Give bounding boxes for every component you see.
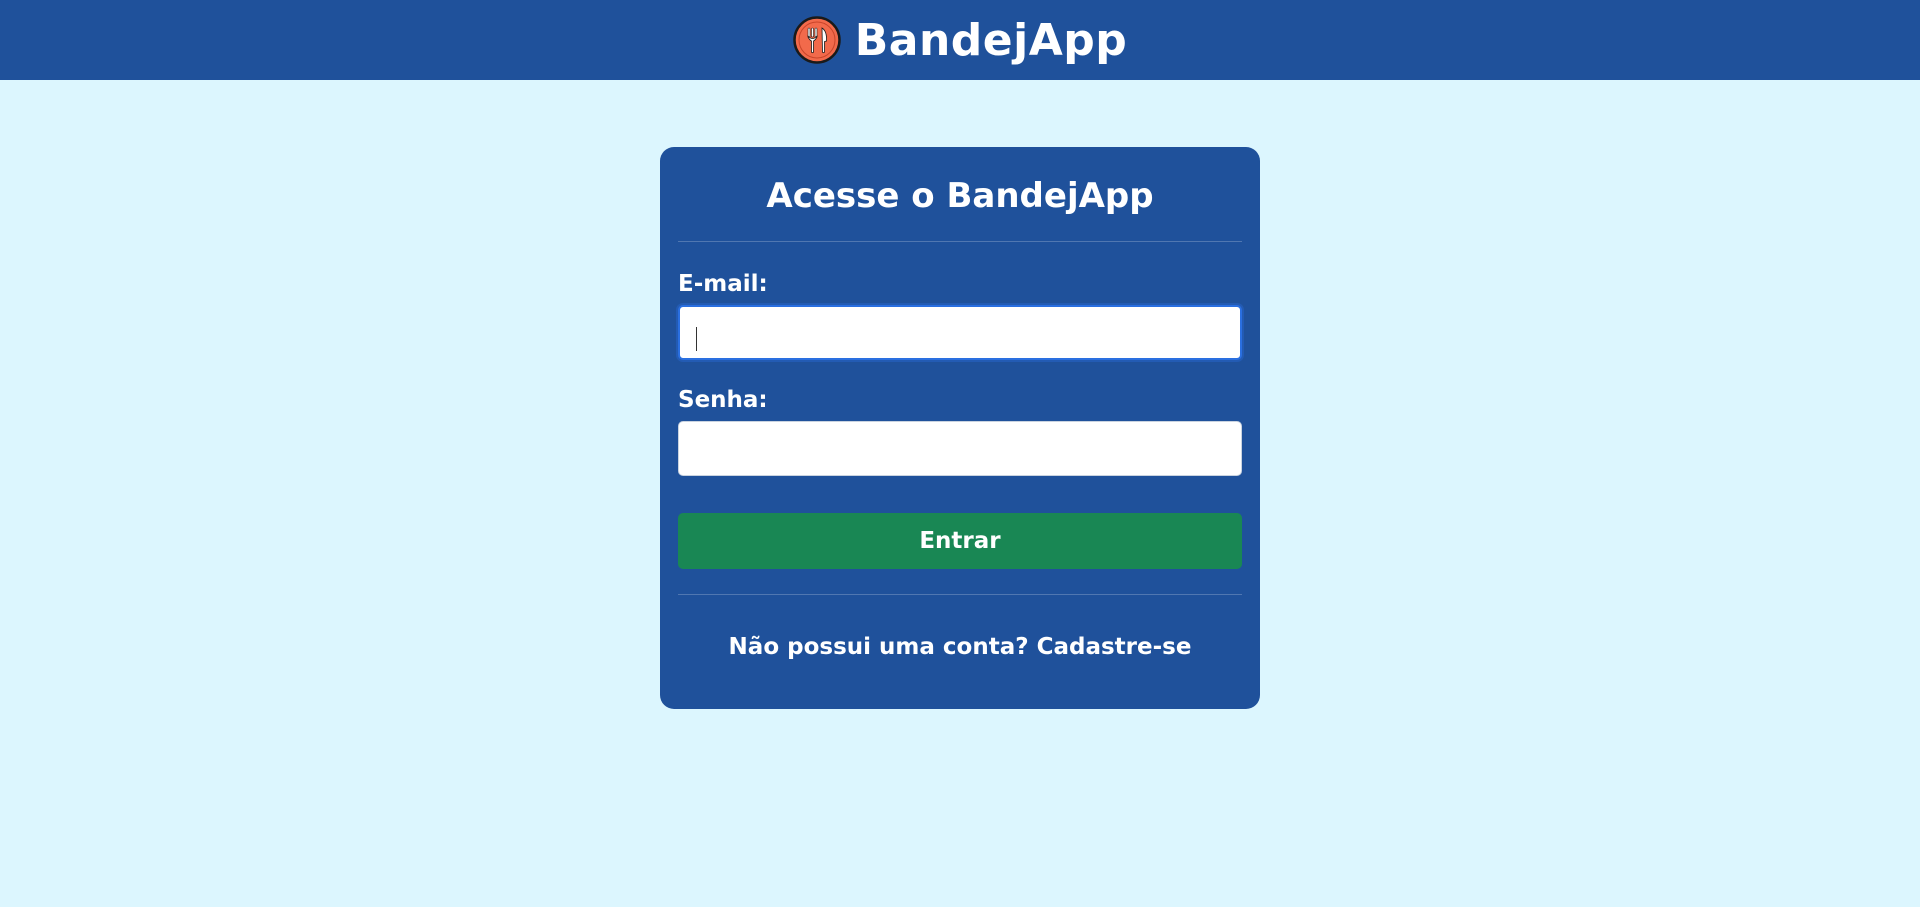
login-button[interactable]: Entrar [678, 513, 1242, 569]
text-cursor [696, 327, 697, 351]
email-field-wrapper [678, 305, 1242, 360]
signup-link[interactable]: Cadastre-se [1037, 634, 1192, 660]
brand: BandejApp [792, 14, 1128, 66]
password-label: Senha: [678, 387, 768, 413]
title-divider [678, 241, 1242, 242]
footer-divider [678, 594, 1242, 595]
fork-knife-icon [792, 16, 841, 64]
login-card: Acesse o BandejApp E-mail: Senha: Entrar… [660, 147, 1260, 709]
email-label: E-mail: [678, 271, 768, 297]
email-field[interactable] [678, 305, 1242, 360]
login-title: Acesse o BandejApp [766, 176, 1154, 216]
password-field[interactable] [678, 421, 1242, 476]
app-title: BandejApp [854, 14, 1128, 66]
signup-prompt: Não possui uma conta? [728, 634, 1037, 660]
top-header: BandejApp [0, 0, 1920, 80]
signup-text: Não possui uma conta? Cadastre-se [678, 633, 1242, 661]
...
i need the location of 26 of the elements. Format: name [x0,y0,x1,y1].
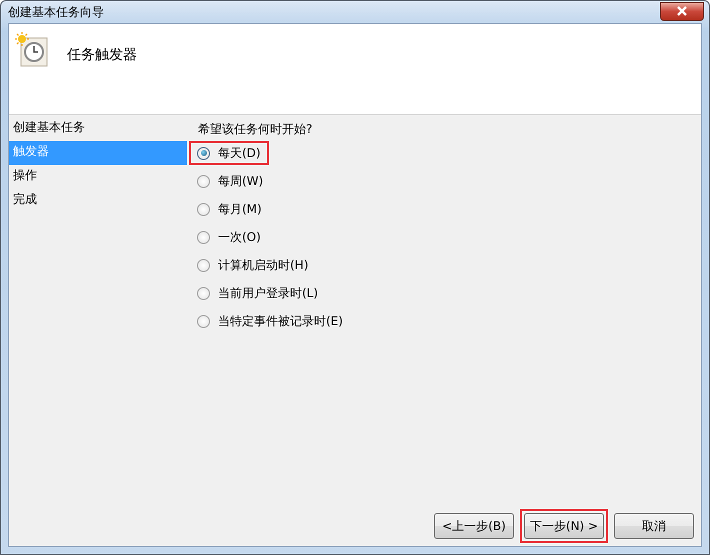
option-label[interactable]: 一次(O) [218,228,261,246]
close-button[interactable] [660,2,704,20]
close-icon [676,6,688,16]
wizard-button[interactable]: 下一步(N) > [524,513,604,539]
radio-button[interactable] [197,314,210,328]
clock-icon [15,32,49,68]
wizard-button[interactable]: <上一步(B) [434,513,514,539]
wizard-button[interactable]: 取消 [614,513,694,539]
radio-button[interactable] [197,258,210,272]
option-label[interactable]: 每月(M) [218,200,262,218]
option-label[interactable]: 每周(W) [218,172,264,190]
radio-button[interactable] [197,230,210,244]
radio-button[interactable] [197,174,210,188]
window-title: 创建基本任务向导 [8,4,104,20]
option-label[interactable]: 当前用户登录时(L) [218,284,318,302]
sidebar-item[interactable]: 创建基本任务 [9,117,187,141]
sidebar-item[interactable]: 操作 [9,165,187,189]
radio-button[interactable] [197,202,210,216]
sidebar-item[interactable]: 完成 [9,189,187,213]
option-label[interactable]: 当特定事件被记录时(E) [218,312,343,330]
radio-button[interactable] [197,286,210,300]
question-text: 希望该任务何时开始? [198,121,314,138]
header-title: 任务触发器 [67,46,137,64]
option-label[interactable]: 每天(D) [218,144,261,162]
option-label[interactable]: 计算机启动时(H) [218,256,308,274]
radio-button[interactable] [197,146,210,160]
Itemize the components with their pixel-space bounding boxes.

WORK TO DO
Copy the lines from the one containing "login-button[interactable]: Entrar [678, 513, 1242, 569]" through the one containing "signup-text: Não possui", inclusive, with no changes.

EXERCISE RESULT
login-button[interactable]: Entrar [678, 513, 1242, 569]
text-cursor [696, 327, 697, 351]
email-field-wrapper [678, 305, 1242, 360]
signup-link[interactable]: Cadastre-se [1037, 634, 1192, 660]
brand: BandejApp [792, 14, 1128, 66]
password-label: Senha: [678, 387, 768, 413]
title-divider [678, 241, 1242, 242]
footer-divider [678, 594, 1242, 595]
fork-knife-icon [792, 16, 841, 64]
login-card: Acesse o BandejApp E-mail: Senha: Entrar… [660, 147, 1260, 709]
email-label: E-mail: [678, 271, 768, 297]
email-field[interactable] [678, 305, 1242, 360]
login-title: Acesse o BandejApp [766, 176, 1154, 216]
password-field[interactable] [678, 421, 1242, 476]
app-title: BandejApp [854, 14, 1128, 66]
signup-prompt: Não possui uma conta? [728, 634, 1037, 660]
top-header: BandejApp [0, 0, 1920, 80]
signup-text: Não possui uma conta? Cadastre-se [678, 633, 1242, 661]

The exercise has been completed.